— Start of Stored records —

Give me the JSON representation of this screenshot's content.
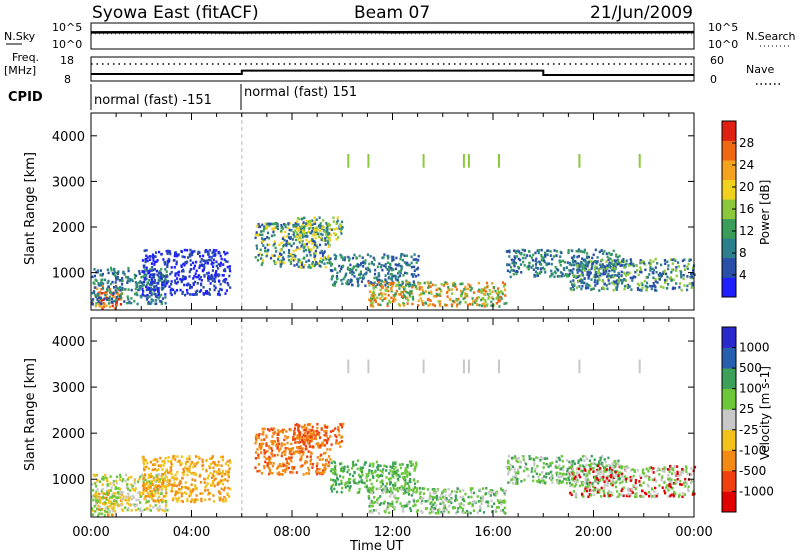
{
  "header": {
    "station": "Syowa East (fitACF)",
    "beam": "Beam 07",
    "date": "21/Jun/2009"
  },
  "top_panels": {
    "nsky_label": "N.Sky",
    "nsearch_label": "N.Search",
    "count_ticks": [
      "10^5",
      "10^0"
    ],
    "freq_label_1": "Freq.",
    "freq_label_2": "[MHz]",
    "freq_ticks": [
      "18",
      "8"
    ],
    "nave_label": "Nave",
    "nave_ticks": [
      "60",
      "0"
    ],
    "cpid_label": "CPID",
    "cpid_segments": [
      {
        "label": "normal (fast) -151",
        "start_hour": 0,
        "end_hour": 6
      },
      {
        "label": "normal (fast) 151",
        "start_hour": 6,
        "end_hour": 24
      }
    ]
  },
  "colors": {
    "power_scale": [
      "#1f1fff",
      "#2a4fa8",
      "#2e7f8c",
      "#3a9e5a",
      "#8cc83c",
      "#f0d21e",
      "#f5a21e",
      "#f06a14",
      "#e02010"
    ],
    "velocity_scale": [
      "#e00000",
      "#f04010",
      "#f28a14",
      "#f2c21a",
      "#c8c8c8",
      "#6cc83a",
      "#3ca05a",
      "#2860b0",
      "#2a2acc"
    ]
  },
  "chart_data": [
    {
      "type": "line",
      "title": "",
      "panel": "N.Sky / N.Search",
      "x": [
        0,
        2,
        4,
        6,
        8,
        10,
        12,
        14,
        16,
        18,
        20,
        22,
        24
      ],
      "series": [
        {
          "name": "N.Sky",
          "values": [
            20000,
            22000,
            21000,
            19000,
            23000,
            25000,
            22000,
            24000,
            23000,
            21000,
            22000,
            23000,
            24000
          ]
        }
      ],
      "ylim": [
        1,
        100000
      ],
      "yscale": "log"
    },
    {
      "type": "line",
      "title": "",
      "panel": "Freq. / Nave",
      "x": [
        0,
        6,
        6,
        18,
        18,
        24
      ],
      "series": [
        {
          "name": "Freq.",
          "values": [
            10.5,
            10.5,
            12.2,
            12.2,
            10.0,
            10.0
          ]
        },
        {
          "name": "Nave",
          "values": [
            45,
            45,
            45,
            45,
            45,
            45
          ]
        }
      ],
      "ylim": [
        8,
        18
      ]
    },
    {
      "type": "heatmap",
      "title": "",
      "panel": "Power",
      "xlabel": "",
      "ylabel": "Slant Range [km]",
      "xlim": [
        0,
        24
      ],
      "ylim": [
        180,
        4500
      ],
      "x_ticks": [
        "00:00",
        "04:00",
        "08:00",
        "12:00",
        "16:00",
        "20:00",
        "00:00"
      ],
      "y_ticks": [
        "1000",
        "2000",
        "3000",
        "4000"
      ],
      "colorbar_label": "Power [dB]",
      "colorbar_ticks": [
        "28",
        "24",
        "20",
        "16",
        "12",
        "8",
        "4"
      ],
      "echo_regions": [
        {
          "t0": 0.0,
          "t1": 1.2,
          "r0": 200,
          "r1": 700,
          "levels": [
            7,
            8,
            6
          ]
        },
        {
          "t0": 0.0,
          "t1": 3.0,
          "r0": 300,
          "r1": 1100,
          "levels": [
            1,
            2,
            3
          ]
        },
        {
          "t0": 2.0,
          "t1": 5.5,
          "r0": 500,
          "r1": 1500,
          "levels": [
            0,
            1
          ]
        },
        {
          "t0": 6.5,
          "t1": 9.5,
          "r0": 1100,
          "r1": 2100,
          "levels": [
            1,
            2,
            3,
            5
          ]
        },
        {
          "t0": 8.0,
          "t1": 10.0,
          "r0": 1700,
          "r1": 2200,
          "levels": [
            5,
            4,
            2
          ]
        },
        {
          "t0": 9.5,
          "t1": 13.0,
          "r0": 700,
          "r1": 1400,
          "levels": [
            2,
            3,
            1
          ]
        },
        {
          "t0": 11.0,
          "t1": 16.5,
          "r0": 250,
          "r1": 800,
          "levels": [
            4,
            6,
            7,
            3
          ]
        },
        {
          "t0": 16.5,
          "t1": 21.0,
          "r0": 900,
          "r1": 1500,
          "levels": [
            1,
            2,
            3
          ]
        },
        {
          "t0": 19.0,
          "t1": 24.0,
          "r0": 600,
          "r1": 1300,
          "levels": [
            1,
            2,
            4
          ]
        }
      ]
    },
    {
      "type": "heatmap",
      "title": "",
      "panel": "Velocity",
      "xlabel": "Time UT",
      "ylabel": "Slant Range [km]",
      "xlim": [
        0,
        24
      ],
      "ylim": [
        180,
        4500
      ],
      "x_ticks": [
        "00:00",
        "04:00",
        "08:00",
        "12:00",
        "16:00",
        "20:00",
        "00:00"
      ],
      "y_ticks": [
        "1000",
        "2000",
        "3000",
        "4000"
      ],
      "colorbar_label": "Velocity [m s-1]",
      "colorbar_ticks": [
        "1000",
        "500",
        "100",
        "25",
        "-25",
        "-100",
        "-500",
        "-1000"
      ],
      "echo_regions": [
        {
          "t0": 0.0,
          "t1": 1.2,
          "r0": 200,
          "r1": 700,
          "levels": [
            3,
            2,
            5
          ]
        },
        {
          "t0": 0.0,
          "t1": 3.0,
          "r0": 300,
          "r1": 1100,
          "levels": [
            3,
            4,
            5
          ]
        },
        {
          "t0": 2.0,
          "t1": 5.5,
          "r0": 500,
          "r1": 1500,
          "levels": [
            2,
            3
          ]
        },
        {
          "t0": 6.5,
          "t1": 9.5,
          "r0": 1100,
          "r1": 2100,
          "levels": [
            2,
            1,
            2
          ]
        },
        {
          "t0": 8.0,
          "t1": 10.0,
          "r0": 1700,
          "r1": 2200,
          "levels": [
            1,
            2
          ]
        },
        {
          "t0": 9.5,
          "t1": 13.0,
          "r0": 700,
          "r1": 1400,
          "levels": [
            5,
            6
          ]
        },
        {
          "t0": 11.0,
          "t1": 16.5,
          "r0": 250,
          "r1": 800,
          "levels": [
            5,
            6,
            4
          ]
        },
        {
          "t0": 16.5,
          "t1": 21.0,
          "r0": 900,
          "r1": 1500,
          "levels": [
            4,
            5,
            6
          ]
        },
        {
          "t0": 19.0,
          "t1": 24.0,
          "r0": 600,
          "r1": 1300,
          "levels": [
            4,
            5,
            0
          ]
        }
      ]
    }
  ]
}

— End of Stored records —

What you will do |
Restate the whole of the material word for word without the pictures.

Exercise result |
Give me the JSON representation of this screenshot's content.
{
  "header": {
    "station": "Syowa East (fitACF)",
    "beam": "Beam 07",
    "date": "21/Jun/2009"
  },
  "top_panels": {
    "nsky_label": "N.Sky",
    "nsearch_label": "N.Search",
    "count_ticks": [
      "10^5",
      "10^0"
    ],
    "freq_label_1": "Freq.",
    "freq_label_2": "[MHz]",
    "freq_ticks": [
      "18",
      "8"
    ],
    "nave_label": "Nave",
    "nave_ticks": [
      "60",
      "0"
    ],
    "cpid_label": "CPID",
    "cpid_segments": [
      {
        "label": "normal (fast) -151",
        "start_hour": 0,
        "end_hour": 6
      },
      {
        "label": "normal (fast) 151",
        "start_hour": 6,
        "end_hour": 24
      }
    ]
  },
  "colors": {
    "power_scale": [
      "#1f1fff",
      "#2a4fa8",
      "#2e7f8c",
      "#3a9e5a",
      "#8cc83c",
      "#f0d21e",
      "#f5a21e",
      "#f06a14",
      "#e02010"
    ],
    "velocity_scale": [
      "#e00000",
      "#f04010",
      "#f28a14",
      "#f2c21a",
      "#c8c8c8",
      "#6cc83a",
      "#3ca05a",
      "#2860b0",
      "#2a2acc"
    ]
  },
  "chart_data": [
    {
      "type": "line",
      "title": "",
      "panel": "N.Sky / N.Search",
      "x": [
        0,
        2,
        4,
        6,
        8,
        10,
        12,
        14,
        16,
        18,
        20,
        22,
        24
      ],
      "series": [
        {
          "name": "N.Sky",
          "values": [
            20000,
            22000,
            21000,
            19000,
            23000,
            25000,
            22000,
            24000,
            23000,
            21000,
            22000,
            23000,
            24000
          ]
        }
      ],
      "ylim": [
        1,
        100000
      ],
      "yscale": "log"
    },
    {
      "type": "line",
      "title": "",
      "panel": "Freq. / Nave",
      "x": [
        0,
        6,
        6,
        18,
        18,
        24
      ],
      "series": [
        {
          "name": "Freq.",
          "values": [
            10.5,
            10.5,
            12.2,
            12.2,
            10.0,
            10.0
          ]
        },
        {
          "name": "Nave",
          "values": [
            45,
            45,
            45,
            45,
            45,
            45
          ]
        }
      ],
      "ylim": [
        8,
        18
      ]
    },
    {
      "type": "heatmap",
      "title": "",
      "panel": "Power",
      "xlabel": "",
      "ylabel": "Slant Range [km]",
      "xlim": [
        0,
        24
      ],
      "ylim": [
        180,
        4500
      ],
      "x_ticks": [
        "00:00",
        "04:00",
        "08:00",
        "12:00",
        "16:00",
        "20:00",
        "00:00"
      ],
      "y_ticks": [
        "1000",
        "2000",
        "3000",
        "4000"
      ],
      "colorbar_label": "Power [dB]",
      "colorbar_ticks": [
        "28",
        "24",
        "20",
        "16",
        "12",
        "8",
        "4"
      ],
      "echo_regions": [
        {
          "t0": 0.0,
          "t1": 1.2,
          "r0": 200,
          "r1": 700,
          "levels": [
            7,
            8,
            6
          ]
        },
        {
          "t0": 0.0,
          "t1": 3.0,
          "r0": 300,
          "r1": 1100,
          "levels": [
            1,
            2,
            3
          ]
        },
        {
          "t0": 2.0,
          "t1": 5.5,
          "r0": 500,
          "r1": 1500,
          "levels": [
            0,
            1
          ]
        },
        {
          "t0": 6.5,
          "t1": 9.5,
          "r0": 1100,
          "r1": 2100,
          "levels": [
            1,
            2,
            3,
            5
          ]
        },
        {
          "t0": 8.0,
          "t1": 10.0,
          "r0": 1700,
          "r1": 2200,
          "levels": [
            5,
            4,
            2
          ]
        },
        {
          "t0": 9.5,
          "t1": 13.0,
          "r0": 700,
          "r1": 1400,
          "levels": [
            2,
            3,
            1
          ]
        },
        {
          "t0": 11.0,
          "t1": 16.5,
          "r0": 250,
          "r1": 800,
          "levels": [
            4,
            6,
            7,
            3
          ]
        },
        {
          "t0": 16.5,
          "t1": 21.0,
          "r0": 900,
          "r1": 1500,
          "levels": [
            1,
            2,
            3
          ]
        },
        {
          "t0": 19.0,
          "t1": 24.0,
          "r0": 600,
          "r1": 1300,
          "levels": [
            1,
            2,
            4
          ]
        }
      ]
    },
    {
      "type": "heatmap",
      "title": "",
      "panel": "Velocity",
      "xlabel": "Time UT",
      "ylabel": "Slant Range [km]",
      "xlim": [
        0,
        24
      ],
      "ylim": [
        180,
        4500
      ],
      "x_ticks": [
        "00:00",
        "04:00",
        "08:00",
        "12:00",
        "16:00",
        "20:00",
        "00:00"
      ],
      "y_ticks": [
        "1000",
        "2000",
        "3000",
        "4000"
      ],
      "colorbar_label": "Velocity [m s-1]",
      "colorbar_ticks": [
        "1000",
        "500",
        "100",
        "25",
        "-25",
        "-100",
        "-500",
        "-1000"
      ],
      "echo_regions": [
        {
          "t0": 0.0,
          "t1": 1.2,
          "r0": 200,
          "r1": 700,
          "levels": [
            3,
            2,
            5
          ]
        },
        {
          "t0": 0.0,
          "t1": 3.0,
          "r0": 300,
          "r1": 1100,
          "levels": [
            3,
            4,
            5
          ]
        },
        {
          "t0": 2.0,
          "t1": 5.5,
          "r0": 500,
          "r1": 1500,
          "levels": [
            2,
            3
          ]
        },
        {
          "t0": 6.5,
          "t1": 9.5,
          "r0": 1100,
          "r1": 2100,
          "levels": [
            2,
            1,
            2
          ]
        },
        {
          "t0": 8.0,
          "t1": 10.0,
          "r0": 1700,
          "r1": 2200,
          "levels": [
            1,
            2
          ]
        },
        {
          "t0": 9.5,
          "t1": 13.0,
          "r0": 700,
          "r1": 1400,
          "levels": [
            5,
            6
          ]
        },
        {
          "t0": 11.0,
          "t1": 16.5,
          "r0": 250,
          "r1": 800,
          "levels": [
            5,
            6,
            4
          ]
        },
        {
          "t0": 16.5,
          "t1": 21.0,
          "r0": 900,
          "r1": 1500,
          "levels": [
            4,
            5,
            6
          ]
        },
        {
          "t0": 19.0,
          "t1": 24.0,
          "r0": 600,
          "r1": 1300,
          "levels": [
            4,
            5,
            0
          ]
        }
      ]
    }
  ]
}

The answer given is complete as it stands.